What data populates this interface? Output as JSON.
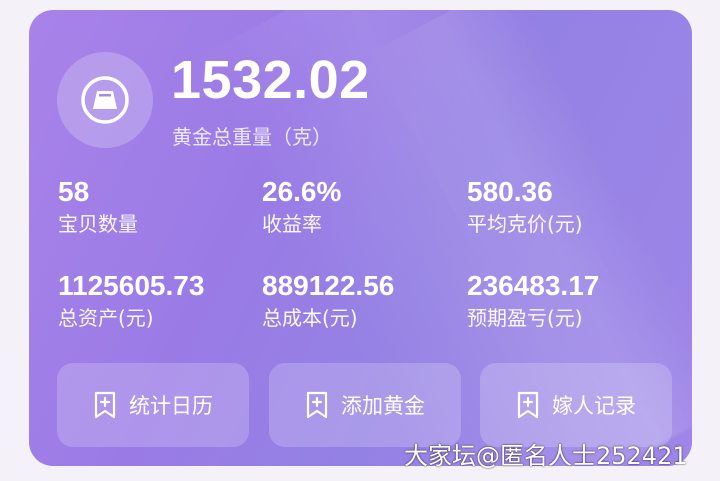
{
  "summary": {
    "total_weight": "1532.02",
    "total_weight_label": "黄金总重量（克）"
  },
  "stats": [
    {
      "value": "58",
      "label": "宝贝数量"
    },
    {
      "value": "26.6%",
      "label": "收益率"
    },
    {
      "value": "580.36",
      "label": "平均克价(元)"
    },
    {
      "value": "1125605.73",
      "label": "总资产(元)"
    },
    {
      "value": "889122.56",
      "label": "总成本(元)"
    },
    {
      "value": "236483.17",
      "label": "预期盈亏(元)"
    }
  ],
  "actions": [
    {
      "label": "统计日历",
      "icon": "bookmark-plus-icon"
    },
    {
      "label": "添加黄金",
      "icon": "bookmark-plus-icon"
    },
    {
      "label": "嫁人记录",
      "icon": "bookmark-plus-icon"
    }
  ],
  "watermark": "大家坛@匿名人士252421",
  "colors": {
    "card_start": "#a883e8",
    "card_end": "#9481e4",
    "text": "#ffffff"
  }
}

= = = =

WORK REQUIRED: Leave the images out and output the remaining material exactly as it stands.

FINISHED TASK:
What data populates this interface? Output as JSON.
{
  "summary": {
    "total_weight": "1532.02",
    "total_weight_label": "黄金总重量（克）"
  },
  "stats": [
    {
      "value": "58",
      "label": "宝贝数量"
    },
    {
      "value": "26.6%",
      "label": "收益率"
    },
    {
      "value": "580.36",
      "label": "平均克价(元)"
    },
    {
      "value": "1125605.73",
      "label": "总资产(元)"
    },
    {
      "value": "889122.56",
      "label": "总成本(元)"
    },
    {
      "value": "236483.17",
      "label": "预期盈亏(元)"
    }
  ],
  "actions": [
    {
      "label": "统计日历",
      "icon": "bookmark-plus-icon"
    },
    {
      "label": "添加黄金",
      "icon": "bookmark-plus-icon"
    },
    {
      "label": "嫁人记录",
      "icon": "bookmark-plus-icon"
    }
  ],
  "watermark": "大家坛@匿名人士252421",
  "colors": {
    "card_start": "#a883e8",
    "card_end": "#9481e4",
    "text": "#ffffff"
  }
}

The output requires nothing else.